• _Records for this task_:
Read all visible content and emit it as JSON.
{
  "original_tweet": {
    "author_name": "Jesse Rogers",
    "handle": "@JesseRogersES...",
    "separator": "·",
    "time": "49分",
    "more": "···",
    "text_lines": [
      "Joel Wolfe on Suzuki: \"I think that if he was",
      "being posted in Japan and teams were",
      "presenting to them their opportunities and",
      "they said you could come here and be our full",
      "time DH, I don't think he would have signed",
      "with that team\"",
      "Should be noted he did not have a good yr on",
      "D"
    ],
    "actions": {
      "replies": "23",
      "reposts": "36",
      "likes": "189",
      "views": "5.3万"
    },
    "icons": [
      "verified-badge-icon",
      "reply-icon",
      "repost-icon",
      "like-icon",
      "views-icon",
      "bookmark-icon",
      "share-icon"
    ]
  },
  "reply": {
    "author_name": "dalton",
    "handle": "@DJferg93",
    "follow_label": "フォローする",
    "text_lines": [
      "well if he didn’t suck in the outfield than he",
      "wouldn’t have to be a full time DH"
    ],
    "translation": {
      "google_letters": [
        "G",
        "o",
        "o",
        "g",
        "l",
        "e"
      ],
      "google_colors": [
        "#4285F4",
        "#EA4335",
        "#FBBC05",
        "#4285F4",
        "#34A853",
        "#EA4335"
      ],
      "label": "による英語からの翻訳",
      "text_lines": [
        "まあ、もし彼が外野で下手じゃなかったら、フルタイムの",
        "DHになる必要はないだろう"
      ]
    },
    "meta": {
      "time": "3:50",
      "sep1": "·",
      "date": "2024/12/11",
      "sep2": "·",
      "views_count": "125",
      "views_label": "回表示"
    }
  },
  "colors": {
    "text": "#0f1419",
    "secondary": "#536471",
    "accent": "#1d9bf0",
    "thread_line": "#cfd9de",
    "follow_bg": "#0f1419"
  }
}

• _Exercise prompt_: Print all of the entries exactly as they appear.

• _Task answer_:
Read all visible content and emit it as JSON.
{
  "original_tweet": {
    "author_name": "Jesse Rogers",
    "handle": "@JesseRogersES...",
    "separator": "·",
    "time": "49分",
    "more": "···",
    "text_lines": [
      "Joel Wolfe on Suzuki: \"I think that if he was",
      "being posted in Japan and teams were",
      "presenting to them their opportunities and",
      "they said you could come here and be our full",
      "time DH, I don't think he would have signed",
      "with that team\"",
      "Should be noted he did not have a good yr on",
      "D"
    ],
    "actions": {
      "replies": "23",
      "reposts": "36",
      "likes": "189",
      "views": "5.3万"
    },
    "icons": [
      "verified-badge-icon",
      "reply-icon",
      "repost-icon",
      "like-icon",
      "views-icon",
      "bookmark-icon",
      "share-icon"
    ]
  },
  "reply": {
    "author_name": "dalton",
    "handle": "@DJferg93",
    "follow_label": "フォローする",
    "text_lines": [
      "well if he didn’t suck in the outfield than he",
      "wouldn’t have to be a full time DH"
    ],
    "translation": {
      "google_letters": [
        "G",
        "o",
        "o",
        "g",
        "l",
        "e"
      ],
      "google_colors": [
        "#4285F4",
        "#EA4335",
        "#FBBC05",
        "#4285F4",
        "#34A853",
        "#EA4335"
      ],
      "label": "による英語からの翻訳",
      "text_lines": [
        "まあ、もし彼が外野で下手じゃなかったら、フルタイムの",
        "DHになる必要はないだろう"
      ]
    },
    "meta": {
      "time": "3:50",
      "sep1": "·",
      "date": "2024/12/11",
      "sep2": "·",
      "views_count": "125",
      "views_label": "回表示"
    }
  },
  "colors": {
    "text": "#0f1419",
    "secondary": "#536471",
    "accent": "#1d9bf0",
    "thread_line": "#cfd9de",
    "follow_bg": "#0f1419"
  }
}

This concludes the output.